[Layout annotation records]
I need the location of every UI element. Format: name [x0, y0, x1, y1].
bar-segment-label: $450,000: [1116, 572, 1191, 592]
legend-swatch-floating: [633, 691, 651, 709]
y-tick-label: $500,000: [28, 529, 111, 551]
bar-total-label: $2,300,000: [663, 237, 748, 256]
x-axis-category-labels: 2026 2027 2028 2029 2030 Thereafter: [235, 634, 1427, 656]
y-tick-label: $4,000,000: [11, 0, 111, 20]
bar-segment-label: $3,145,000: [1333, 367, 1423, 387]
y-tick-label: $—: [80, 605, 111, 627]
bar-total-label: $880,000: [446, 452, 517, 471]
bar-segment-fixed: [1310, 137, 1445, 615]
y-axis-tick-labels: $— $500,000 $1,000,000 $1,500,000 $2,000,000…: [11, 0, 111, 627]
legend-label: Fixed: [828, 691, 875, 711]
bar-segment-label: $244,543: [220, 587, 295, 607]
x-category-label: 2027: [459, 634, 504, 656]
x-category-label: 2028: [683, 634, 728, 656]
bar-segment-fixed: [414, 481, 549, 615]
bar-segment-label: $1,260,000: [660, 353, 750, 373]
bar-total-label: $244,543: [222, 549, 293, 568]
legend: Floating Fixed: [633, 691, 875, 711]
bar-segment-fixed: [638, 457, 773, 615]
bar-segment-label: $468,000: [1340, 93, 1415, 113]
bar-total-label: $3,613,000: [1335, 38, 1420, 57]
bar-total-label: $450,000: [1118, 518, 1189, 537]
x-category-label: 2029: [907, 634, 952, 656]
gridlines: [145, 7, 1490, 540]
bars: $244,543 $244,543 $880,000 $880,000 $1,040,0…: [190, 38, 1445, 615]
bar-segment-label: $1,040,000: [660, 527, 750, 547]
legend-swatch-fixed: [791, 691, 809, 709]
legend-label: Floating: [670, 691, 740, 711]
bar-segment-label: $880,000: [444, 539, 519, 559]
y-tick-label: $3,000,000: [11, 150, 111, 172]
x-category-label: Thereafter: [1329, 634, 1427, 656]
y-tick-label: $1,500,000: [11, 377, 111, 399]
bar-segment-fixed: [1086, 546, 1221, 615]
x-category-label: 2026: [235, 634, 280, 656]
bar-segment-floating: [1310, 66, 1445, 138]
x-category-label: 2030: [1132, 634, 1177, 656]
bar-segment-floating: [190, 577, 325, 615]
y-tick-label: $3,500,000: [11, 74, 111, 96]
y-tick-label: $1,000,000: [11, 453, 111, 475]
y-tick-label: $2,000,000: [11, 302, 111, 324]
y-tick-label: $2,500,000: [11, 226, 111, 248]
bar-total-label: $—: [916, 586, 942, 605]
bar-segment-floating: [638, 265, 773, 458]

#### [EXERCISE TASK]
Copy every line of the material above word for word, in the same order.

#### [EXPECTED OUTPUT]
I need the location of every UI element. Format: name [x0, y0, x1, y1].
bar-segment-label: $450,000: [1116, 572, 1191, 592]
legend-swatch-floating: [633, 691, 651, 709]
y-tick-label: $500,000: [28, 529, 111, 551]
bar-total-label: $2,300,000: [663, 237, 748, 256]
x-axis-category-labels: 2026 2027 2028 2029 2030 Thereafter: [235, 634, 1427, 656]
y-tick-label: $4,000,000: [11, 0, 111, 20]
bar-segment-label: $3,145,000: [1333, 367, 1423, 387]
y-tick-label: $—: [80, 605, 111, 627]
bar-total-label: $880,000: [446, 452, 517, 471]
bar-segment-fixed: [1310, 137, 1445, 615]
y-axis-tick-labels: $— $500,000 $1,000,000 $1,500,000 $2,000,000…: [11, 0, 111, 627]
legend-label: Fixed: [828, 691, 875, 711]
bar-segment-label: $244,543: [220, 587, 295, 607]
x-category-label: 2027: [459, 634, 504, 656]
x-category-label: 2028: [683, 634, 728, 656]
bar-segment-fixed: [414, 481, 549, 615]
bar-segment-label: $1,260,000: [660, 353, 750, 373]
bar-total-label: $244,543: [222, 549, 293, 568]
legend: Floating Fixed: [633, 691, 875, 711]
bar-segment-fixed: [638, 457, 773, 615]
bar-segment-label: $468,000: [1340, 93, 1415, 113]
bar-total-label: $3,613,000: [1335, 38, 1420, 57]
bar-total-label: $450,000: [1118, 518, 1189, 537]
x-category-label: 2029: [907, 634, 952, 656]
gridlines: [145, 7, 1490, 540]
bars: $244,543 $244,543 $880,000 $880,000 $1,040,0…: [190, 38, 1445, 615]
bar-segment-label: $1,040,000: [660, 527, 750, 547]
legend-swatch-fixed: [791, 691, 809, 709]
legend-label: Floating: [670, 691, 740, 711]
bar-segment-label: $880,000: [444, 539, 519, 559]
y-tick-label: $3,000,000: [11, 150, 111, 172]
x-category-label: Thereafter: [1329, 634, 1427, 656]
y-tick-label: $1,500,000: [11, 377, 111, 399]
bar-segment-fixed: [1086, 546, 1221, 615]
x-category-label: 2026: [235, 634, 280, 656]
bar-segment-floating: [1310, 66, 1445, 138]
x-category-label: 2030: [1132, 634, 1177, 656]
bar-segment-floating: [190, 577, 325, 615]
y-tick-label: $3,500,000: [11, 74, 111, 96]
y-tick-label: $1,000,000: [11, 453, 111, 475]
y-tick-label: $2,000,000: [11, 302, 111, 324]
y-tick-label: $2,500,000: [11, 226, 111, 248]
bar-total-label: $—: [916, 586, 942, 605]
bar-segment-floating: [638, 265, 773, 458]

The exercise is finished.